YOUR ASSIGNMENT:
Whenever a line contains the string "kind", copy it out of the entries.

DATA SHOWN:
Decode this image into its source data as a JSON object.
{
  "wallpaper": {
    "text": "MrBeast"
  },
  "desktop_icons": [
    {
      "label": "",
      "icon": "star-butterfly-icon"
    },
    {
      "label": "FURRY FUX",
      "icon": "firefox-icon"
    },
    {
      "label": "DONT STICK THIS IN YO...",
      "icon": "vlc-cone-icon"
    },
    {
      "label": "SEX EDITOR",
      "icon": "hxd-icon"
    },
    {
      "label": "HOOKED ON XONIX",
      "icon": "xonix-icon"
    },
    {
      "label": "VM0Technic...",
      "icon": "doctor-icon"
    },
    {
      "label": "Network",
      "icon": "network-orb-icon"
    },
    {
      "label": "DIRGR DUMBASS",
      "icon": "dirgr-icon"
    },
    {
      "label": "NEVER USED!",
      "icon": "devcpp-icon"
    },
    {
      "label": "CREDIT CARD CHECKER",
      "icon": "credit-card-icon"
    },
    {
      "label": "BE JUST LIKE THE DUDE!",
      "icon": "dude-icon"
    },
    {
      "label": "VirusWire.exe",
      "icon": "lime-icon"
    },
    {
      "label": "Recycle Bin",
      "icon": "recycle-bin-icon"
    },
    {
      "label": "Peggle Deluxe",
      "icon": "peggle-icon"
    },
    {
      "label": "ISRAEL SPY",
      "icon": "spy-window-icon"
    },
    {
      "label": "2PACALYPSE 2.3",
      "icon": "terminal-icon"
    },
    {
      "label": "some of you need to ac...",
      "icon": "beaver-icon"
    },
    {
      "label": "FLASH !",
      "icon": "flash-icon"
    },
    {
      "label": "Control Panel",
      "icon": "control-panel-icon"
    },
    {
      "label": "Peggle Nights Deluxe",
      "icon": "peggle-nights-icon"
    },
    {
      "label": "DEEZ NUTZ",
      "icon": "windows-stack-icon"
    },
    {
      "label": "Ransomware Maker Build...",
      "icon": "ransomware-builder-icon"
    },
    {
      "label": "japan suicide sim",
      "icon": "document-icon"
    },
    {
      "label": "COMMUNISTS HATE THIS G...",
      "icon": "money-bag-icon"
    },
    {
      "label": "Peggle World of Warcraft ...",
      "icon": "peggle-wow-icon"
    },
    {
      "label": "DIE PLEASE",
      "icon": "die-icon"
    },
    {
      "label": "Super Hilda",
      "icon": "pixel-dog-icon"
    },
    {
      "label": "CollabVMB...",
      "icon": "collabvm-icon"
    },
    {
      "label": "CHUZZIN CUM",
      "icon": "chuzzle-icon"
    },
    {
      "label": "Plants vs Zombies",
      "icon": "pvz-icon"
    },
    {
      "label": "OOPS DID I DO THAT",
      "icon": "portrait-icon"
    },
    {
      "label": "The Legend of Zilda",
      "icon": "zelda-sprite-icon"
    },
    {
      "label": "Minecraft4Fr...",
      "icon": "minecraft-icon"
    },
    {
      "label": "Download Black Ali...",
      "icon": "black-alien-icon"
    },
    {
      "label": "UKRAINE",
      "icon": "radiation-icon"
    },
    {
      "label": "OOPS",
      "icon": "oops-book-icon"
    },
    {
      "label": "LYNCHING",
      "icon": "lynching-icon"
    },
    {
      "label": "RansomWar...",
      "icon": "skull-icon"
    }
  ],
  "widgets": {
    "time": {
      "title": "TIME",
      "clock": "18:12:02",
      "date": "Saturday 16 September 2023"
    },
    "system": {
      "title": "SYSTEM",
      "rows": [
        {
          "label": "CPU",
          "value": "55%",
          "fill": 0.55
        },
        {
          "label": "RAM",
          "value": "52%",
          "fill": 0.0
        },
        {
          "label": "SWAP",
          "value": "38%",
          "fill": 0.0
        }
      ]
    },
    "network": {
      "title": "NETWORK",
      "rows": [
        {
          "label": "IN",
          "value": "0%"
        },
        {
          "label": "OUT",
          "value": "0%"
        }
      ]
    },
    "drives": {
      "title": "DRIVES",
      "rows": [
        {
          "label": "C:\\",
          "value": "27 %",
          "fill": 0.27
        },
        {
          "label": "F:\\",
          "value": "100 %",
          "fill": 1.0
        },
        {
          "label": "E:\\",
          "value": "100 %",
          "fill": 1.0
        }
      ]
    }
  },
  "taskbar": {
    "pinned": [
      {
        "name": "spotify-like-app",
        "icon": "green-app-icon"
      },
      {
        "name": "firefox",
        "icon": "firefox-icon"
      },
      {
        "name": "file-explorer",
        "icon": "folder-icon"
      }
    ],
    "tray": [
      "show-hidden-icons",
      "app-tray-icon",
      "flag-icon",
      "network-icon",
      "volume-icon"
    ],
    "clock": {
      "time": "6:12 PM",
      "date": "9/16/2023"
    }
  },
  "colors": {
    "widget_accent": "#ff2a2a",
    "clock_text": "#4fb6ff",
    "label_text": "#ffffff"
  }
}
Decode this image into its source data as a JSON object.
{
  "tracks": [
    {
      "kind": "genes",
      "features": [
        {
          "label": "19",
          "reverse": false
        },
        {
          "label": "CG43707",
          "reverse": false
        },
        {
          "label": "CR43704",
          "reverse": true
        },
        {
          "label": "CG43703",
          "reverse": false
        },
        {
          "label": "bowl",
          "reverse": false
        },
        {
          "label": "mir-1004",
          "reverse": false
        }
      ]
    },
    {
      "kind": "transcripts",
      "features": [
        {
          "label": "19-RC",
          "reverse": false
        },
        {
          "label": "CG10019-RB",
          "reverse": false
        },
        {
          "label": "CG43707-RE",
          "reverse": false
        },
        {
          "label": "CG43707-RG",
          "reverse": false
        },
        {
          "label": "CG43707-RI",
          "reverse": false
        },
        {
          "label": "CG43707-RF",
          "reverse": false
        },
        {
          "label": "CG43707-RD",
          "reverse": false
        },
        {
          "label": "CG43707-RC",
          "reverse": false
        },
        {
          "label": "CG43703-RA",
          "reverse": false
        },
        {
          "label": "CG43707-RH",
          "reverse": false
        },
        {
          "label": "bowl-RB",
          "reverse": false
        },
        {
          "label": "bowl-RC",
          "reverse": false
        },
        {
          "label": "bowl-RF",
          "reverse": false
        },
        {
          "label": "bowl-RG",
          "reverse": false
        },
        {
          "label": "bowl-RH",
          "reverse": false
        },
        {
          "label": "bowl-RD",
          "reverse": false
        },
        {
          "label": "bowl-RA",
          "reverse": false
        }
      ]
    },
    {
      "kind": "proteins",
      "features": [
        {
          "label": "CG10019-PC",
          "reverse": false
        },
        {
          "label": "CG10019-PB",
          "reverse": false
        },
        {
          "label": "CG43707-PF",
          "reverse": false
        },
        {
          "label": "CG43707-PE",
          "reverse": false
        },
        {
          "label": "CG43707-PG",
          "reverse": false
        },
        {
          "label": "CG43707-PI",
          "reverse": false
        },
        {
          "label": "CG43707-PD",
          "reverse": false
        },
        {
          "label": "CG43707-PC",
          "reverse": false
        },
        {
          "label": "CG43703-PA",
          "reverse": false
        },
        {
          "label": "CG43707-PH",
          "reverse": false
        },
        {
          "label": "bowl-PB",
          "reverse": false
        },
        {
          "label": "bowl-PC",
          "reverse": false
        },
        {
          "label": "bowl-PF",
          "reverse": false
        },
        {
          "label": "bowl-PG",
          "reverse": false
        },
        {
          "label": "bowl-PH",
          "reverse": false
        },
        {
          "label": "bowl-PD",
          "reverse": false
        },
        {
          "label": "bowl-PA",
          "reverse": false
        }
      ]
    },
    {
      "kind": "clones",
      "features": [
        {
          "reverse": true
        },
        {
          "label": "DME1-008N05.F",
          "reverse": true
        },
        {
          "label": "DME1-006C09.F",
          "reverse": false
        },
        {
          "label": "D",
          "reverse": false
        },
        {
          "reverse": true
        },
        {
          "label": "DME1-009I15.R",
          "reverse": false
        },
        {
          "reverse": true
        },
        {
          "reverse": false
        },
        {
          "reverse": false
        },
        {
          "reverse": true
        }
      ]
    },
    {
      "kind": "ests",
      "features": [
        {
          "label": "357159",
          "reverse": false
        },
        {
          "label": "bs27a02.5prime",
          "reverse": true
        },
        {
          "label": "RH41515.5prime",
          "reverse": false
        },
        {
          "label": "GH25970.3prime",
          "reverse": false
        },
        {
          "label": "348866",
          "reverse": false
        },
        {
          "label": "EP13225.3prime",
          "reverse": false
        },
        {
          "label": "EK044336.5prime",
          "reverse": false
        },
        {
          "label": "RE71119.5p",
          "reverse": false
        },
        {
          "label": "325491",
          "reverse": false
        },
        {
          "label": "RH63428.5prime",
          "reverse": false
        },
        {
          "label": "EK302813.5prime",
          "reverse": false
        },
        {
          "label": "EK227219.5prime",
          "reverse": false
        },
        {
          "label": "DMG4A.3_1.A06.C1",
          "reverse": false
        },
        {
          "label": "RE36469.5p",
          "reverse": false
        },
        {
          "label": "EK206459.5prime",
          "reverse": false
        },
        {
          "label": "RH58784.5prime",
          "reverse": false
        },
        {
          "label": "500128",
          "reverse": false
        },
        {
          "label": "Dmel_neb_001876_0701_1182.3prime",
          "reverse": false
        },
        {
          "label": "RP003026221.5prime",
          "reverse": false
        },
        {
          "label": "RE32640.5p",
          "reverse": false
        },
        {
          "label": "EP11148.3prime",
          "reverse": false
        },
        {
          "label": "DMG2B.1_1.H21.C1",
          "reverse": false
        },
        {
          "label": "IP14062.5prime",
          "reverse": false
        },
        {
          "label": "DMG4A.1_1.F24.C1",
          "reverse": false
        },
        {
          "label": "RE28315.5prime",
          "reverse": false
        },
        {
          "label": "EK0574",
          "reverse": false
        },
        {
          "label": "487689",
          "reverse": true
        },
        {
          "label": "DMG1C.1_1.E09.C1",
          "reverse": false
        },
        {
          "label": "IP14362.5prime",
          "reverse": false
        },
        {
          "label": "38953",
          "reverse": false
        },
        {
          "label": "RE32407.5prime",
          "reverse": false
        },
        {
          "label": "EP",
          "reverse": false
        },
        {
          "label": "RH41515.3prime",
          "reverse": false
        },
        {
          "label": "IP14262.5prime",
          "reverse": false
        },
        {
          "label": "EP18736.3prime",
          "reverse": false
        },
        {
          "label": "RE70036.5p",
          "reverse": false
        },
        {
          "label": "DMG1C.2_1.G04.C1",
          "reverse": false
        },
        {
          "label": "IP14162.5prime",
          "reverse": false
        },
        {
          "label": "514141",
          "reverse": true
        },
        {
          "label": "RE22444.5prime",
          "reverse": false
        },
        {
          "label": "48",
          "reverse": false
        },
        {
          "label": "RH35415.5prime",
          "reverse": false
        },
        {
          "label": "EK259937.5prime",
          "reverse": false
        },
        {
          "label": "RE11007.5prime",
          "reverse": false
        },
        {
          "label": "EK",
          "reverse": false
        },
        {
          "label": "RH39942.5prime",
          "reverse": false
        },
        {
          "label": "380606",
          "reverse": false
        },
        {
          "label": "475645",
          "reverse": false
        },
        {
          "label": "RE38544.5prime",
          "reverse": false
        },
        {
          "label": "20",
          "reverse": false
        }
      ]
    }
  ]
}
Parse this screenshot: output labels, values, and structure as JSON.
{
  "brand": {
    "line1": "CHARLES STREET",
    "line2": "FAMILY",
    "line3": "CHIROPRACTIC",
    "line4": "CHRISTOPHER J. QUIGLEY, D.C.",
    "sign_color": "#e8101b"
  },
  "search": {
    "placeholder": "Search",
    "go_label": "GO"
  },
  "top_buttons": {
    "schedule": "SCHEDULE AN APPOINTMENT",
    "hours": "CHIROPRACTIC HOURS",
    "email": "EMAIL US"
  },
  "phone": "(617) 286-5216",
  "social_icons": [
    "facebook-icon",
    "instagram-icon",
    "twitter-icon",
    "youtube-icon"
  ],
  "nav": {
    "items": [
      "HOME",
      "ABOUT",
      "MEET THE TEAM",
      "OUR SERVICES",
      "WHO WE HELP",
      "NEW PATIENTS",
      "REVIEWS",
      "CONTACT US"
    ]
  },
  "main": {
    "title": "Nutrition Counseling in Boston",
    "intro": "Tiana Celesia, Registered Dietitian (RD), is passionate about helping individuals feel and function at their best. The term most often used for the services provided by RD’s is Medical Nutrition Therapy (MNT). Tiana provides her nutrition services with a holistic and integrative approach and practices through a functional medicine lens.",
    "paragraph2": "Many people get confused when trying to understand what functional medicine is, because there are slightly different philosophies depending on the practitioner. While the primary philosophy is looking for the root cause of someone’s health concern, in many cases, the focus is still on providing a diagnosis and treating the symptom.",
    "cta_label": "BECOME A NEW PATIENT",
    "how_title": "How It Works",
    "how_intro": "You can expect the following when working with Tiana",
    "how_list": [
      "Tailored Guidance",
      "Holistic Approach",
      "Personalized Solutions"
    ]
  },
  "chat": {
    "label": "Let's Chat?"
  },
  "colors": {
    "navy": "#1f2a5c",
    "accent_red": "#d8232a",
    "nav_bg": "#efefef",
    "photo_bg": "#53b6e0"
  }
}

RESPONSE BOX:
      "kind": "genes",
      "kind": "transcripts",
      "kind": "proteins",
      "kind": "clones",
      "kind": "ests",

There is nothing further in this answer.